» **AIM**
Copy nothing but the text: reproduce each line of the listing exactly and leave the pictures out.

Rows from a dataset

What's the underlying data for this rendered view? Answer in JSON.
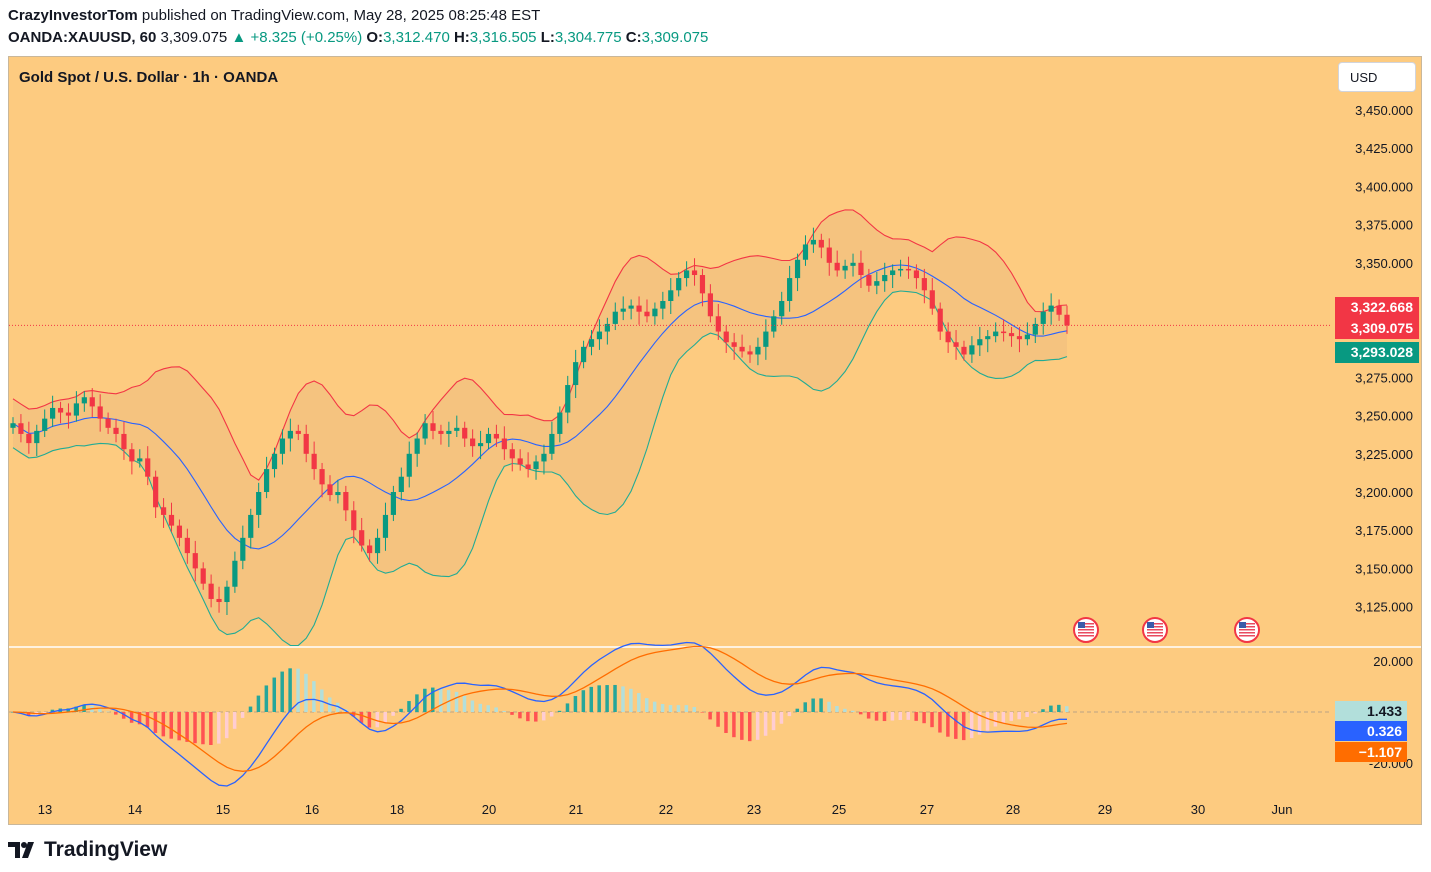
{
  "header": {
    "author": "CrazyInvestorTom",
    "published_text": " published on TradingView.com, May 28, 2025 08:25:48 EST",
    "symbol": "OANDA:XAUUSD, 60",
    "last": "3,309.075",
    "change": "+8.325 (+0.25%)",
    "open_label": "O:",
    "open": "3,312.470",
    "high_label": "H:",
    "high": "3,316.505",
    "low_label": "L:",
    "low": "3,304.775",
    "close_label": "C:",
    "close": "3,309.075"
  },
  "chart_title": "Gold Spot / U.S. Dollar · 1h · OANDA",
  "currency_button": "USD",
  "footer": {
    "brand": "TradingView"
  },
  "colors": {
    "background": "#fdcb80",
    "up": "#089981",
    "down": "#f23645",
    "bb_upper": "#f23645",
    "bb_lower": "#22ab94",
    "bb_basis": "#2962ff",
    "macd": "#2962ff",
    "signal": "#ff6d00"
  },
  "chart_data": [
    {
      "type": "candlestick",
      "title": "Gold Spot / U.S. Dollar · 1h · OANDA",
      "overlays": [
        "Bollinger Bands"
      ],
      "y_ticks": [
        "3,125.000",
        "3,150.000",
        "3,175.000",
        "3,200.000",
        "3,225.000",
        "3,250.000",
        "3,275.000",
        "3,350.000",
        "3,375.000",
        "3,400.000",
        "3,425.000",
        "3,450.000"
      ],
      "x_ticks": [
        "13",
        "14",
        "15",
        "16",
        "18",
        "20",
        "21",
        "22",
        "23",
        "25",
        "27",
        "28",
        "29",
        "30",
        "Jun"
      ],
      "ylim": [
        3110,
        3460
      ],
      "price_labels": [
        {
          "label": "3,322.668",
          "value": 3322.668,
          "color": "#f23645"
        },
        {
          "label": "3,309.075",
          "value": 3309.075,
          "color": "#f23645"
        },
        {
          "label": "3,293.028",
          "value": 3293.028,
          "color": "#089981"
        }
      ],
      "last_price": 3309.075,
      "event_markers": 3,
      "closes": [
        3245,
        3238,
        3232,
        3240,
        3248,
        3255,
        3252,
        3250,
        3258,
        3262,
        3256,
        3248,
        3242,
        3238,
        3228,
        3220,
        3222,
        3210,
        3190,
        3185,
        3178,
        3170,
        3160,
        3150,
        3140,
        3130,
        3128,
        3138,
        3155,
        3170,
        3185,
        3200,
        3215,
        3225,
        3235,
        3240,
        3238,
        3225,
        3215,
        3205,
        3198,
        3200,
        3188,
        3175,
        3165,
        3160,
        3170,
        3185,
        3200,
        3210,
        3225,
        3235,
        3245,
        3240,
        3238,
        3240,
        3242,
        3235,
        3230,
        3232,
        3238,
        3235,
        3228,
        3222,
        3218,
        3215,
        3220,
        3225,
        3238,
        3252,
        3270,
        3285,
        3295,
        3300,
        3305,
        3310,
        3318,
        3320,
        3322,
        3318,
        3315,
        3320,
        3325,
        3332,
        3340,
        3345,
        3342,
        3330,
        3315,
        3305,
        3298,
        3295,
        3292,
        3290,
        3295,
        3305,
        3315,
        3325,
        3340,
        3352,
        3362,
        3365,
        3360,
        3350,
        3345,
        3348,
        3350,
        3342,
        3335,
        3338,
        3342,
        3345,
        3346,
        3345,
        3340,
        3332,
        3320,
        3305,
        3298,
        3295,
        3290,
        3296,
        3300,
        3302,
        3305,
        3304,
        3302,
        3300,
        3303,
        3310,
        3318,
        3322,
        3316,
        3309
      ]
    },
    {
      "type": "line",
      "title": "MACD",
      "y_ticks": [
        "20.000",
        "-20.000"
      ],
      "ylim": [
        -28,
        28
      ],
      "labels": [
        {
          "label": "1.433",
          "value": 1.433,
          "name": "histogram"
        },
        {
          "label": "0.326",
          "value": 0.326,
          "name": "macd"
        },
        {
          "label": "−1.107",
          "value": -1.107,
          "name": "signal"
        }
      ]
    }
  ]
}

» **EXERCISE RESULT**
What's the underlying data for this rendered view? Answer in JSON.
{
  "header": {
    "author": "CrazyInvestorTom",
    "published_text": " published on TradingView.com, May 28, 2025 08:25:48 EST",
    "symbol": "OANDA:XAUUSD, 60",
    "last": "3,309.075",
    "change": "+8.325 (+0.25%)",
    "open_label": "O:",
    "open": "3,312.470",
    "high_label": "H:",
    "high": "3,316.505",
    "low_label": "L:",
    "low": "3,304.775",
    "close_label": "C:",
    "close": "3,309.075"
  },
  "chart_title": "Gold Spot / U.S. Dollar · 1h · OANDA",
  "currency_button": "USD",
  "footer": {
    "brand": "TradingView"
  },
  "colors": {
    "background": "#fdcb80",
    "up": "#089981",
    "down": "#f23645",
    "bb_upper": "#f23645",
    "bb_lower": "#22ab94",
    "bb_basis": "#2962ff",
    "macd": "#2962ff",
    "signal": "#ff6d00"
  },
  "chart_data": [
    {
      "type": "candlestick",
      "title": "Gold Spot / U.S. Dollar · 1h · OANDA",
      "overlays": [
        "Bollinger Bands"
      ],
      "y_ticks": [
        "3,125.000",
        "3,150.000",
        "3,175.000",
        "3,200.000",
        "3,225.000",
        "3,250.000",
        "3,275.000",
        "3,350.000",
        "3,375.000",
        "3,400.000",
        "3,425.000",
        "3,450.000"
      ],
      "x_ticks": [
        "13",
        "14",
        "15",
        "16",
        "18",
        "20",
        "21",
        "22",
        "23",
        "25",
        "27",
        "28",
        "29",
        "30",
        "Jun"
      ],
      "ylim": [
        3110,
        3460
      ],
      "price_labels": [
        {
          "label": "3,322.668",
          "value": 3322.668,
          "color": "#f23645"
        },
        {
          "label": "3,309.075",
          "value": 3309.075,
          "color": "#f23645"
        },
        {
          "label": "3,293.028",
          "value": 3293.028,
          "color": "#089981"
        }
      ],
      "last_price": 3309.075,
      "event_markers": 3,
      "closes": [
        3245,
        3238,
        3232,
        3240,
        3248,
        3255,
        3252,
        3250,
        3258,
        3262,
        3256,
        3248,
        3242,
        3238,
        3228,
        3220,
        3222,
        3210,
        3190,
        3185,
        3178,
        3170,
        3160,
        3150,
        3140,
        3130,
        3128,
        3138,
        3155,
        3170,
        3185,
        3200,
        3215,
        3225,
        3235,
        3240,
        3238,
        3225,
        3215,
        3205,
        3198,
        3200,
        3188,
        3175,
        3165,
        3160,
        3170,
        3185,
        3200,
        3210,
        3225,
        3235,
        3245,
        3240,
        3238,
        3240,
        3242,
        3235,
        3230,
        3232,
        3238,
        3235,
        3228,
        3222,
        3218,
        3215,
        3220,
        3225,
        3238,
        3252,
        3270,
        3285,
        3295,
        3300,
        3305,
        3310,
        3318,
        3320,
        3322,
        3318,
        3315,
        3320,
        3325,
        3332,
        3340,
        3345,
        3342,
        3330,
        3315,
        3305,
        3298,
        3295,
        3292,
        3290,
        3295,
        3305,
        3315,
        3325,
        3340,
        3352,
        3362,
        3365,
        3360,
        3350,
        3345,
        3348,
        3350,
        3342,
        3335,
        3338,
        3342,
        3345,
        3346,
        3345,
        3340,
        3332,
        3320,
        3305,
        3298,
        3295,
        3290,
        3296,
        3300,
        3302,
        3305,
        3304,
        3302,
        3300,
        3303,
        3310,
        3318,
        3322,
        3316,
        3309
      ]
    },
    {
      "type": "line",
      "title": "MACD",
      "y_ticks": [
        "20.000",
        "-20.000"
      ],
      "ylim": [
        -28,
        28
      ],
      "labels": [
        {
          "label": "1.433",
          "value": 1.433,
          "name": "histogram"
        },
        {
          "label": "0.326",
          "value": 0.326,
          "name": "macd"
        },
        {
          "label": "−1.107",
          "value": -1.107,
          "name": "signal"
        }
      ]
    }
  ]
}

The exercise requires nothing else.